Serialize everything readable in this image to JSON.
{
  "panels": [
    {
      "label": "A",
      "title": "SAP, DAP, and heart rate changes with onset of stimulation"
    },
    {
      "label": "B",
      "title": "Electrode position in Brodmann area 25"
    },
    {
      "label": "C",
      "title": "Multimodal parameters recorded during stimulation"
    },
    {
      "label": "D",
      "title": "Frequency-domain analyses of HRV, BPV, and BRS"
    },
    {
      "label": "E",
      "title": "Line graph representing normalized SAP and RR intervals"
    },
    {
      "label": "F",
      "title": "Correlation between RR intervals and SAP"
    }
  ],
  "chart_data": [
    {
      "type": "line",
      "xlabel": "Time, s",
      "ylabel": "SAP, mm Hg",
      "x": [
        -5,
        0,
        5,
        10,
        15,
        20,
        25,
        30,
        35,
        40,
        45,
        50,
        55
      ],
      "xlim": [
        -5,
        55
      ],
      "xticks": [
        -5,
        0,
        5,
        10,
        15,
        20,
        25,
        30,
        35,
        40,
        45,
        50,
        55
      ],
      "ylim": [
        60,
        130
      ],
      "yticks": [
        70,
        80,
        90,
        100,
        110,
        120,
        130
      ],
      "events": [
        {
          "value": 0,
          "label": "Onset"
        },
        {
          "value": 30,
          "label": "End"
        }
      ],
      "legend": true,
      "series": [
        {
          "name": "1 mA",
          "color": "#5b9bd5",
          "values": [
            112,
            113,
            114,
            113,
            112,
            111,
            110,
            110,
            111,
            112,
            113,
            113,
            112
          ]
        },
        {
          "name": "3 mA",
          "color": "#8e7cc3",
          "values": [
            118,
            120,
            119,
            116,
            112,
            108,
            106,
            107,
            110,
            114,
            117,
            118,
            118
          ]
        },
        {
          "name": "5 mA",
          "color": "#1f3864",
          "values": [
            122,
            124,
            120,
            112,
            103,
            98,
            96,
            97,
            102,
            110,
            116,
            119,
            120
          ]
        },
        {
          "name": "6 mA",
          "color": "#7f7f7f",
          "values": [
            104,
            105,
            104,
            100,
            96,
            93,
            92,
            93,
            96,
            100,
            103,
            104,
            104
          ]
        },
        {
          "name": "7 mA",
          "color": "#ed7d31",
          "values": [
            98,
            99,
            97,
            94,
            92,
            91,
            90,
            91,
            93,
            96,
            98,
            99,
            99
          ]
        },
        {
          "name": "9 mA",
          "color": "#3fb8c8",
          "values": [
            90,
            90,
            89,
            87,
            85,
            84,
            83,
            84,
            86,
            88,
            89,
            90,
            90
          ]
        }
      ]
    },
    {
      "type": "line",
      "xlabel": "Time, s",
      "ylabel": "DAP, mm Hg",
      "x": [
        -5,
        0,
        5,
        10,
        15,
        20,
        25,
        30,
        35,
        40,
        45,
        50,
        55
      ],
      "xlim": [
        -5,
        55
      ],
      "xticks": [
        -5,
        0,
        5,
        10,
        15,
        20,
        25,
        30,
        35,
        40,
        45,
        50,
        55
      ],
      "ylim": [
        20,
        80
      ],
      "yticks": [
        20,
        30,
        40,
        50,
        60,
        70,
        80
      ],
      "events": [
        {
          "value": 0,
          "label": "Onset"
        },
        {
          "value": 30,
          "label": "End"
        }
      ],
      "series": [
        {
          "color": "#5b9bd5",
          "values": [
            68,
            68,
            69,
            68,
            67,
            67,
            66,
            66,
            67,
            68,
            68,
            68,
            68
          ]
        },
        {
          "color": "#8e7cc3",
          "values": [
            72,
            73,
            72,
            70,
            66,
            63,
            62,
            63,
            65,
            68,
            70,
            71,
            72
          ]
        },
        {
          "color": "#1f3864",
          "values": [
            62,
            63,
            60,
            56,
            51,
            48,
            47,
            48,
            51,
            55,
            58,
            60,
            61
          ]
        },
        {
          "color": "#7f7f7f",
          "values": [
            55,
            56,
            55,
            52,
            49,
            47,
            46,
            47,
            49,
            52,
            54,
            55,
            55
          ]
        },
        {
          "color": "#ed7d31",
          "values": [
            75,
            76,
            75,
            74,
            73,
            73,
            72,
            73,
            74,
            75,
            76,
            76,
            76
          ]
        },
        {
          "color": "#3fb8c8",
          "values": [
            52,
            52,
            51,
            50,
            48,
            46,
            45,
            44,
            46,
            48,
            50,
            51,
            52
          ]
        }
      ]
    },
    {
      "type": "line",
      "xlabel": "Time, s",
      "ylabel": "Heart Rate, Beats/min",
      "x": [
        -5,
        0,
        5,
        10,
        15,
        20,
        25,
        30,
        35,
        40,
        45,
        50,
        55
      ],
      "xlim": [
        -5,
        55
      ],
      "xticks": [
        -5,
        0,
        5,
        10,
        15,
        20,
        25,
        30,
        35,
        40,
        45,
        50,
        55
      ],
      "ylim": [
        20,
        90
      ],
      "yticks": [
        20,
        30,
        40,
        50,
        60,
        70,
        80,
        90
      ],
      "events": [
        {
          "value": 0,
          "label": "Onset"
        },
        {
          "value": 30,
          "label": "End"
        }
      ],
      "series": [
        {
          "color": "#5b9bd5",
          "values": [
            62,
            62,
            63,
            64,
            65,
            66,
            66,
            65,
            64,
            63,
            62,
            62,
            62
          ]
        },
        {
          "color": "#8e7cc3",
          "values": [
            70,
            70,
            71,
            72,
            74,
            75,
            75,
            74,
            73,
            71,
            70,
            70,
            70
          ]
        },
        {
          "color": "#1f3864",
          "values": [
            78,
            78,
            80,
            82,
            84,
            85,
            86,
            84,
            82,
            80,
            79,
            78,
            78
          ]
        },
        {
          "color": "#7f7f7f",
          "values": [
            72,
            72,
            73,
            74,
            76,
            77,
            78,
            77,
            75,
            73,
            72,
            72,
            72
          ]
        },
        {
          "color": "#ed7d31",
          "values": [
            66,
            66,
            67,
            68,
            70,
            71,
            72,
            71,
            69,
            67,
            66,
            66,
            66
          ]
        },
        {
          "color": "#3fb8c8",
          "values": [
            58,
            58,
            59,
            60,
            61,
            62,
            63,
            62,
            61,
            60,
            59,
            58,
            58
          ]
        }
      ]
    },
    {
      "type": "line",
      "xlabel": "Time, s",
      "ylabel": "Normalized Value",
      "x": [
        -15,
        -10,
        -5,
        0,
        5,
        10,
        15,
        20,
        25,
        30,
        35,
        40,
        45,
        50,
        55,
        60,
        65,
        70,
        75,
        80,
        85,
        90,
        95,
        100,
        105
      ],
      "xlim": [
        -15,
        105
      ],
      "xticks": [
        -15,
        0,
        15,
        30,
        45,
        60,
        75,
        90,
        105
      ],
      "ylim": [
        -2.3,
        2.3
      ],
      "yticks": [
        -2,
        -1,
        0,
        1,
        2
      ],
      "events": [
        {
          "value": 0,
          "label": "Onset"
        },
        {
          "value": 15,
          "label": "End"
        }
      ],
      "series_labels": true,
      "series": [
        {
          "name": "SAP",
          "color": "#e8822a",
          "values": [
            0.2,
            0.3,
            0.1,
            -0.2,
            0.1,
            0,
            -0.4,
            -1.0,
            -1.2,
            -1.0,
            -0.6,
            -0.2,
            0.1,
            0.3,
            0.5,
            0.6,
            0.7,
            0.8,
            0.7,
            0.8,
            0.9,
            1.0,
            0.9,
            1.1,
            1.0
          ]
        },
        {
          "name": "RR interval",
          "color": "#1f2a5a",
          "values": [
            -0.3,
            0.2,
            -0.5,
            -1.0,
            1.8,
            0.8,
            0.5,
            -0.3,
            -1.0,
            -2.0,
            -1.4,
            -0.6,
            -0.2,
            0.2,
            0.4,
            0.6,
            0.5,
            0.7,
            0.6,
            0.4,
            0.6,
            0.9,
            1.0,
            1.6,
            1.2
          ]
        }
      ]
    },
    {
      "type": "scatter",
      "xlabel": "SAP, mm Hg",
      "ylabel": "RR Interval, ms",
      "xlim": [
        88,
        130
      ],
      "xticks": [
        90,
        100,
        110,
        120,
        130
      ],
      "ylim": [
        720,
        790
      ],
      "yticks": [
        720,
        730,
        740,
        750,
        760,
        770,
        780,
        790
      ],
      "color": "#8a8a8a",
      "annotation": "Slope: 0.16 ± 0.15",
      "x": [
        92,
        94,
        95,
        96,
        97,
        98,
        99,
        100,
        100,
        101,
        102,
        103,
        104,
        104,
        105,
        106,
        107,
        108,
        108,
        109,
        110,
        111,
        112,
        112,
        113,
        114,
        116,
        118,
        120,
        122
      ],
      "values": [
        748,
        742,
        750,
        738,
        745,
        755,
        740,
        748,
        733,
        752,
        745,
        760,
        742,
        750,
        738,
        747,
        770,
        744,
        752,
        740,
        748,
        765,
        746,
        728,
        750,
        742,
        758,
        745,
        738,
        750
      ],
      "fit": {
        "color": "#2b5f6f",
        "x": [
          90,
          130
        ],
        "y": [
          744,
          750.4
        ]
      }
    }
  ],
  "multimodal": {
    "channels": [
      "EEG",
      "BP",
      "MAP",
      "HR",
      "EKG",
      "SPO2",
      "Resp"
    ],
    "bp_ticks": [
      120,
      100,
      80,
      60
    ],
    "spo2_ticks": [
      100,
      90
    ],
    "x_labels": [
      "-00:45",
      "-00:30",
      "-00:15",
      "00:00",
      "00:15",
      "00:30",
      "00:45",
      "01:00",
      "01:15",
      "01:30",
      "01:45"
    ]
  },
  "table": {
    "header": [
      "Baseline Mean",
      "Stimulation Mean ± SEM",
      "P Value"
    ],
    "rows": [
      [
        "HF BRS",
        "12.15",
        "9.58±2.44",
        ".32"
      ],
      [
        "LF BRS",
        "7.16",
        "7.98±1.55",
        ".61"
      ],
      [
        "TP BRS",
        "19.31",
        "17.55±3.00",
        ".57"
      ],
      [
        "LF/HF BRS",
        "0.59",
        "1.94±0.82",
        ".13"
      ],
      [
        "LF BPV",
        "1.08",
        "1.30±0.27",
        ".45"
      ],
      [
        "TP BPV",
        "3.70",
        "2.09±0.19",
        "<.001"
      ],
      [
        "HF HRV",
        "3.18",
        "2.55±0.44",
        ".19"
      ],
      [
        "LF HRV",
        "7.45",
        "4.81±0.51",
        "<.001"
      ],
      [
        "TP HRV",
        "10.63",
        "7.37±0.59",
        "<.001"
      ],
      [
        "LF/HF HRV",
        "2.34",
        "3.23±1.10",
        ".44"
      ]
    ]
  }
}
_ _ _
List every line from the entries above in which "Mean" appears.

● Result of the exercise:
      "Baseline Mean",
      "Stimulation Mean ± SEM",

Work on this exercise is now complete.